Без скидок на обстоятельства. Политические воспоминания — страница 54 из 98

– В чьей компетенции подготовка предложений по этому вопросу?

– Минвнешторга и Госбанка.

Брежнев нажимает клавишу домофона:

– Соедините меня с Патоличевым, а после разговора с ним пусть мне позвонит Свешников.

Минуты не прошло, на связи министр внешней торговли.

– Добрый день, Леонид Ильич. Патоличев.

– Николай Семенович, ты слышал о предложении «Дойче банк», который хотел бы быть представленным в Москве.

– Да-а, в курсе.

– И что ты думаешь по этому поводу? Завтра я встречаюсь с Брандтом. Вдруг эта тема всплывет?

– Идея сама по себе любопытная. Можно было бы ее рассмотреть.

– Какие-нибудь принципиальные возражения есть? Они, как я понимаю, ведут разговор о представительстве, а не филиале банка.

– Нет, против представительства у нас возражений не возникает.

– Если возразить нечего, то почему, курицына мать, Внешторг два месяца не мычит не телится?

– Пожалуй, затянули немного. Но ведь вопрос новый, надо все изучить, взвесить, согласовать.

– Считай, что со мной согласовал. На остальную бюрократию неделю, и чтобы совместная записка МВТ и Госбанка лежала у меня на столе.

Брежнев кладет трубку. Обращаясь ко мне, говорит:

– Везде и во всем так. Возражений нет, но вымолвить «да» – увольте. Еще бы, решение тянет за собой ответственность.

Звонит председатель Госбанка СССР. Разговор повторяется с поразительными совпадениями даже в оттенках. Конец чуть драматичнее.

*****

→ **ЧТО ТРЕБУЕТСЯ**
Перепишите, пожалуйста, приведенный выше отрывок воспоминаний целиком, не меняя в нем ни слова.

→ **ВЫДЕРЖКА ИЗ МАТЕРИАЛА**
*****

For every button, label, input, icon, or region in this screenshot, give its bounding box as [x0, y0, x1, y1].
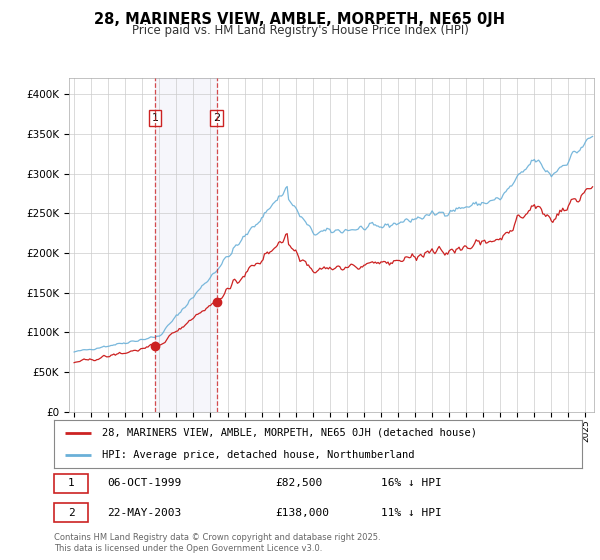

*****

→ **РЕЗУЛЬТАТ ЗАДАНИЯ**
Без скидок на обстоятельства. Политические воспоминания — страница 54 из 98

– В чьей компетенции подготовка предложений по этому вопросу?

– Минвнешторга и Госбанка.

Брежнев нажимает клавишу домофона:

– Соедините меня с Патоличевым, а после разговора с ним пусть мне позвонит Свешников.

Минуты не прошло, на связи министр внешней торговли.

– Добрый день, Леонид Ильич. Патоличев.

– Николай Семенович, ты слышал о предложении «Дойче банк», который хотел бы быть представленным в Москве.

– Да-а, в курсе.

– И что ты думаешь по этому поводу? Завтра я встречаюсь с Брандтом. Вдруг эта тема всплывет?

– Идея сама по себе любопытная. Можно было бы ее рассмотреть.

– Какие-нибудь принципиальные возражения есть? Они, как я понимаю, ведут разговор о представительстве, а не филиале банка.

– Нет, против представительства у нас возражений не возникает.

– Если возразить нечего, то почему, курицына мать, Внешторг два месяца не мычит не телится?

– Пожалуй, затянули немного. Но ведь вопрос новый, надо все изучить, взвесить, согласовать.

– Считай, что со мной согласовал. На остальную бюрократию неделю, и чтобы совместная записка МВТ и Госбанка лежала у меня на столе.

Брежнев кладет трубку. Обращаясь ко мне, говорит:

– Везде и во всем так. Возражений нет, но вымолвить «да» – увольте. Еще бы, решение тянет за собой ответственность.

Звонит председатель Госбанка СССР. Разговор повторяется с поразительными совпадениями даже в оттенках. Конец чуть драматичнее.